Stored entries
_ _ _

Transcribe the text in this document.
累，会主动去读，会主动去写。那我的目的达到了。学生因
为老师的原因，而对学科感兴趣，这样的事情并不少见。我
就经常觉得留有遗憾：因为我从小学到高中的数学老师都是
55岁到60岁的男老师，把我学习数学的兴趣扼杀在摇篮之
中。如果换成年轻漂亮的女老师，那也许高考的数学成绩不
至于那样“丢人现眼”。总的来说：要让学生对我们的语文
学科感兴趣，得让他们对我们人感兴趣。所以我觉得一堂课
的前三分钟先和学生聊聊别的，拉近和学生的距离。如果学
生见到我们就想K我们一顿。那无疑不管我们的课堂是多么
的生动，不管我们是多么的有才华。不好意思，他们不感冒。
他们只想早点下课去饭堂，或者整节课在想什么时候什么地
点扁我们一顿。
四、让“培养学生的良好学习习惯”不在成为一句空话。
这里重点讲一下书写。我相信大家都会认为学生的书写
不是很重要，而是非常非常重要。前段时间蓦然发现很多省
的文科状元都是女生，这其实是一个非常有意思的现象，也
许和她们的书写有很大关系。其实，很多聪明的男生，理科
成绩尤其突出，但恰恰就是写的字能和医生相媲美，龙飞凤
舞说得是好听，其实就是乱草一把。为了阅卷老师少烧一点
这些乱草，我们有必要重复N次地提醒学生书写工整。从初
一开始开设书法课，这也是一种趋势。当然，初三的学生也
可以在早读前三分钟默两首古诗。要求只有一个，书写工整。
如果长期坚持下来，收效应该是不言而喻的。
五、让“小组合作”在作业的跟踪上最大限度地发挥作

_ _ _

§ What is needed: Return the lines above exactly, keeping every word.

§ Output of the exercise:
Transcribe the text in this document.
累，会主动去读，会主动去写。那我的目的达到了。学生因
为老师的原因，而对学科感兴趣，这样的事情并不少见。我
就经常觉得留有遗憾：因为我从小学到高中的数学老师都是
55岁到60岁的男老师，把我学习数学的兴趣扼杀在摇篮之
中。如果换成年轻漂亮的女老师，那也许高考的数学成绩不
至于那样“丢人现眼”。总的来说：要让学生对我们的语文
学科感兴趣，得让他们对我们人感兴趣。所以我觉得一堂课
的前三分钟先和学生聊聊别的，拉近和学生的距离。如果学
生见到我们就想K我们一顿。那无疑不管我们的课堂是多么
的生动，不管我们是多么的有才华。不好意思，他们不感冒。
他们只想早点下课去饭堂，或者整节课在想什么时候什么地
点扁我们一顿。
四、让“培养学生的良好学习习惯”不在成为一句空话。
这里重点讲一下书写。我相信大家都会认为学生的书写
不是很重要，而是非常非常重要。前段时间蓦然发现很多省
的文科状元都是女生，这其实是一个非常有意思的现象，也
许和她们的书写有很大关系。其实，很多聪明的男生，理科
成绩尤其突出，但恰恰就是写的字能和医生相媲美，龙飞凤
舞说得是好听，其实就是乱草一把。为了阅卷老师少烧一点
这些乱草，我们有必要重复N次地提醒学生书写工整。从初
一开始开设书法课，这也是一种趋势。当然，初三的学生也
可以在早读前三分钟默两首古诗。要求只有一个，书写工整。
如果长期坚持下来，收效应该是不言而喻的。
五、让“小组合作”在作业的跟踪上最大限度地发挥作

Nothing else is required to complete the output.